### Aim of the exercise
List all lines in the material below that contain "Perform".

### Data for this exercise
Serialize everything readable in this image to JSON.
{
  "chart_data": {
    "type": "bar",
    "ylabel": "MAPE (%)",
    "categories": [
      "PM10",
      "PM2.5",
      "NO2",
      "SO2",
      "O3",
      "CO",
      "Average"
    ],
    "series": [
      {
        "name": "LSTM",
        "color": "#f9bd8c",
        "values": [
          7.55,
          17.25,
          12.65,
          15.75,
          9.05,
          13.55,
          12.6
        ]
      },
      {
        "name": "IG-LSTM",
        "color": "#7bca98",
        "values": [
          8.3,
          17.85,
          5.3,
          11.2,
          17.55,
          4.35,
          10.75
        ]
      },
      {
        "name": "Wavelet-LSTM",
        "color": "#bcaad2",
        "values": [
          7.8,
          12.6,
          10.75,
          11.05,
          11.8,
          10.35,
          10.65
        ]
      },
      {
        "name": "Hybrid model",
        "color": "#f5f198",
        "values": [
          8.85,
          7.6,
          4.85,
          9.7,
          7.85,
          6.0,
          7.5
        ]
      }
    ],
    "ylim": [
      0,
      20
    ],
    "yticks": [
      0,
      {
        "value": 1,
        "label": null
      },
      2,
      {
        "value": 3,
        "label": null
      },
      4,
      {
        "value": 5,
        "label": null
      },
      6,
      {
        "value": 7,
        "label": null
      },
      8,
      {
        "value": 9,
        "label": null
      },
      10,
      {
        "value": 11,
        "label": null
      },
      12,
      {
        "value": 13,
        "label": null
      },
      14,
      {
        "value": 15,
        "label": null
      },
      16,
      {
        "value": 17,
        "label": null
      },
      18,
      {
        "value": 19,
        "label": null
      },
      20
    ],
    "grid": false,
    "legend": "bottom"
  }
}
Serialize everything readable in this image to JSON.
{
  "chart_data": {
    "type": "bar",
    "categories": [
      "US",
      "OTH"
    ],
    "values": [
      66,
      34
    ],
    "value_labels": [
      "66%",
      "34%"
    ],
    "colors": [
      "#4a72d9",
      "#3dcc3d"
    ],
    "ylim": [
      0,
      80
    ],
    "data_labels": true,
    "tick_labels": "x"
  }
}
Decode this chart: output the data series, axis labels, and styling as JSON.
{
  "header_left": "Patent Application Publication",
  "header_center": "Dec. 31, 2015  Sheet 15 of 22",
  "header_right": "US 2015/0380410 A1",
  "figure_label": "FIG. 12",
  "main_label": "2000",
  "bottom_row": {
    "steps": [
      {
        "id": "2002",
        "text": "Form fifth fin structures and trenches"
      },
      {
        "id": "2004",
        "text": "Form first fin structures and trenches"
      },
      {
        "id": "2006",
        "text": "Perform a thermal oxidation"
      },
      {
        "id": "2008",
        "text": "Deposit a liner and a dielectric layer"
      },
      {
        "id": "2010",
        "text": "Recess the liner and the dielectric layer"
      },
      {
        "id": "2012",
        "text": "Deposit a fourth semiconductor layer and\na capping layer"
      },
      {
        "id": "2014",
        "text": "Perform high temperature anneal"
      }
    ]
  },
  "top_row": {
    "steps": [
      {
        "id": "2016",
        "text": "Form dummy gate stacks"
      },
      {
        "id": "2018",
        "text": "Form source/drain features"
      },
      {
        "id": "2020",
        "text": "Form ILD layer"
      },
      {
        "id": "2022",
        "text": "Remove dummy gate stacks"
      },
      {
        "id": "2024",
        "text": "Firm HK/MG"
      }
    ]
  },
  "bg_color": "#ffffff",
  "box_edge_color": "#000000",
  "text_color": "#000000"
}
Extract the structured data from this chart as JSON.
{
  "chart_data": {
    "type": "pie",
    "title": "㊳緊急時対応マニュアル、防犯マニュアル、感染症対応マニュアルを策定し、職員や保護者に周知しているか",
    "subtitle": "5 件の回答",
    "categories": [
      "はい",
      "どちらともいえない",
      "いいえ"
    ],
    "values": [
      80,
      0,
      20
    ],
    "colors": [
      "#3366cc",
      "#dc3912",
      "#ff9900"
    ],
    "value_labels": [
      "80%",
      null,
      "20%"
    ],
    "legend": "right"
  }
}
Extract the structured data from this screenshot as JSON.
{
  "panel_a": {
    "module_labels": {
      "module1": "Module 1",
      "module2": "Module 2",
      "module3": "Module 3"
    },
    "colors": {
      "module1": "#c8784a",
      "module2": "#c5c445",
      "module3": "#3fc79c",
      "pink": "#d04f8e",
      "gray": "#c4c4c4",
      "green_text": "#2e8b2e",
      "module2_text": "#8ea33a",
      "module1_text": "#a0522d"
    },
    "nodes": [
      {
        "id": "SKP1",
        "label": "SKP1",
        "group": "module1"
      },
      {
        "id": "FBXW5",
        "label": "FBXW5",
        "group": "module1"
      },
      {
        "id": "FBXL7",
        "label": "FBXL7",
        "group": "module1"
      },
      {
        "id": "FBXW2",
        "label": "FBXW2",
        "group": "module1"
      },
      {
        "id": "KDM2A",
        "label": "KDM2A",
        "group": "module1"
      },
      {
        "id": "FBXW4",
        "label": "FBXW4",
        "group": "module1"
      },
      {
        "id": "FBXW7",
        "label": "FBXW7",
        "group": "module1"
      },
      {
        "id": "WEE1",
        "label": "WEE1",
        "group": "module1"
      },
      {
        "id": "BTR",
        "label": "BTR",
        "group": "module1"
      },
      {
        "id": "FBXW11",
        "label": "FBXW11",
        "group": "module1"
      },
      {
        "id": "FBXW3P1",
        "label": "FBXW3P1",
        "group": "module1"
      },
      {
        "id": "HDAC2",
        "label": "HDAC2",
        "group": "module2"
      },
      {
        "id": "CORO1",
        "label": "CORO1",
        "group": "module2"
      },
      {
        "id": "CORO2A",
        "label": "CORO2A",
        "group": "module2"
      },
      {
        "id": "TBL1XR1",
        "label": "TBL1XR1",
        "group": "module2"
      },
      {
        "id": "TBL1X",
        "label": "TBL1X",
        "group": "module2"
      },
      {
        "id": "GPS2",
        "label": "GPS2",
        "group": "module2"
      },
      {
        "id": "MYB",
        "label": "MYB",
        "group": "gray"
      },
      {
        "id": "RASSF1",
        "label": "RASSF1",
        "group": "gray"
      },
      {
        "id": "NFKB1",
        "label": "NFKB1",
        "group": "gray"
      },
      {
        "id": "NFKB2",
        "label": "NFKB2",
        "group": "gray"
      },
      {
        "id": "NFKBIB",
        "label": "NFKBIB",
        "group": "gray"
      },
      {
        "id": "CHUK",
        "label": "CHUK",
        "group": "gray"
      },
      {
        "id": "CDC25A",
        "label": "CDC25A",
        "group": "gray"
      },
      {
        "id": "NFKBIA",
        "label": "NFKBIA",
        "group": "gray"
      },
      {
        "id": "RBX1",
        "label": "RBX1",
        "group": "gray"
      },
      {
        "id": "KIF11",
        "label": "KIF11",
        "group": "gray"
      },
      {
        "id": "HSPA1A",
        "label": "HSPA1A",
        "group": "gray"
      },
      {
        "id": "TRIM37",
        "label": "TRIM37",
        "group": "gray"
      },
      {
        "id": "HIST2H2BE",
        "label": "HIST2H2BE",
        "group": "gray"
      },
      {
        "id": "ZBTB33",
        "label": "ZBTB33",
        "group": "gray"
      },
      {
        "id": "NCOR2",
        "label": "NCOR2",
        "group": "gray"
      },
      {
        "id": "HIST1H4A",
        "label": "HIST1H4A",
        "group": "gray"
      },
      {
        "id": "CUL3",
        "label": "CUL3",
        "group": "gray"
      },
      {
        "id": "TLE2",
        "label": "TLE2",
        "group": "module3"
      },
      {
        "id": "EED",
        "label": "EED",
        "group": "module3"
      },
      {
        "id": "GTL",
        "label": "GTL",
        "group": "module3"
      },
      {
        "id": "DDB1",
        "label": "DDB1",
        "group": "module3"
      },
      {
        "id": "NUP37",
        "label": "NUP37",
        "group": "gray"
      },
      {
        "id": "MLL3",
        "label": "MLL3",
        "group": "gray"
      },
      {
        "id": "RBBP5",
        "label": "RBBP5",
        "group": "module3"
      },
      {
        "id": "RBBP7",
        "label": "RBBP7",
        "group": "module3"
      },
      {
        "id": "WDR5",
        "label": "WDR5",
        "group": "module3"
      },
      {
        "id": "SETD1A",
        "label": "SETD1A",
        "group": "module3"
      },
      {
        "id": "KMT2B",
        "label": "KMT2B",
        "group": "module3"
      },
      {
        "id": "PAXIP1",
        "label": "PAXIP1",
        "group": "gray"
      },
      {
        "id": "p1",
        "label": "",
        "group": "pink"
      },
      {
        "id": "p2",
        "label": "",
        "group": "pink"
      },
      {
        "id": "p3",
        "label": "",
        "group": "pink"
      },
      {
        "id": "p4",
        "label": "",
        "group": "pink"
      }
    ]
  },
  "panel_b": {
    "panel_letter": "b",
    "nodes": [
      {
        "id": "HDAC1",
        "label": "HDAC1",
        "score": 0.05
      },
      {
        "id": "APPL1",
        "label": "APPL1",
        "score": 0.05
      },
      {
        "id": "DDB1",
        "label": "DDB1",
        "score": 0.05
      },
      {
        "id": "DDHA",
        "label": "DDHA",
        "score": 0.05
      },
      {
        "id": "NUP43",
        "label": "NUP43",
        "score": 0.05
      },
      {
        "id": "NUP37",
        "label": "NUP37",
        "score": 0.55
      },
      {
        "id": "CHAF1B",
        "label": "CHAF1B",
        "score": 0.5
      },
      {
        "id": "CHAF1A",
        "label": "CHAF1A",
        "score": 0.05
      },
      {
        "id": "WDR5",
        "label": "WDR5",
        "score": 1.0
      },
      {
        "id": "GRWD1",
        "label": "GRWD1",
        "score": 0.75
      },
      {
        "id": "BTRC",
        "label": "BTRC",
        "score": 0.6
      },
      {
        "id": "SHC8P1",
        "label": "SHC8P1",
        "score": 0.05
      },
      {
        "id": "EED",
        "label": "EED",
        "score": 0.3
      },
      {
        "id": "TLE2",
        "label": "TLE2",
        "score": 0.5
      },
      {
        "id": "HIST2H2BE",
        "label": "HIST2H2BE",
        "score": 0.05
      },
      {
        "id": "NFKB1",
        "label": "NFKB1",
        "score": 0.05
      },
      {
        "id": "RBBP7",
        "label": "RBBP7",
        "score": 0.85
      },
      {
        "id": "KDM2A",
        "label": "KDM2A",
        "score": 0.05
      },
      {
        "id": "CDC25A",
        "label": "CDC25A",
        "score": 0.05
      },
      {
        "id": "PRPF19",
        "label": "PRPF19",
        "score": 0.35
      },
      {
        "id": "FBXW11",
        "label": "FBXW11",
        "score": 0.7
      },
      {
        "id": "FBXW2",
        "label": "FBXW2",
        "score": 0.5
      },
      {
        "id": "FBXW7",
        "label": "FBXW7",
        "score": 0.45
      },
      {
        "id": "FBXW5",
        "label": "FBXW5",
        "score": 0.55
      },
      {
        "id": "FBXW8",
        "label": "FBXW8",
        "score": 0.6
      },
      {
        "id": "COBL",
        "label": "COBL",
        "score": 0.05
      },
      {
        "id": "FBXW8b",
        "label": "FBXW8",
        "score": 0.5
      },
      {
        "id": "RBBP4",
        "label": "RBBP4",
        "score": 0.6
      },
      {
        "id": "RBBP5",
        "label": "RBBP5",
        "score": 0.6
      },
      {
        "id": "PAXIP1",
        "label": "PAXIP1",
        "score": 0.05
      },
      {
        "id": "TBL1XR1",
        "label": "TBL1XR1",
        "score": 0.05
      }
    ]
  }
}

### Correct output
        "text": "Perform a thermal oxidation"
        "text": "Perform high temperature anneal"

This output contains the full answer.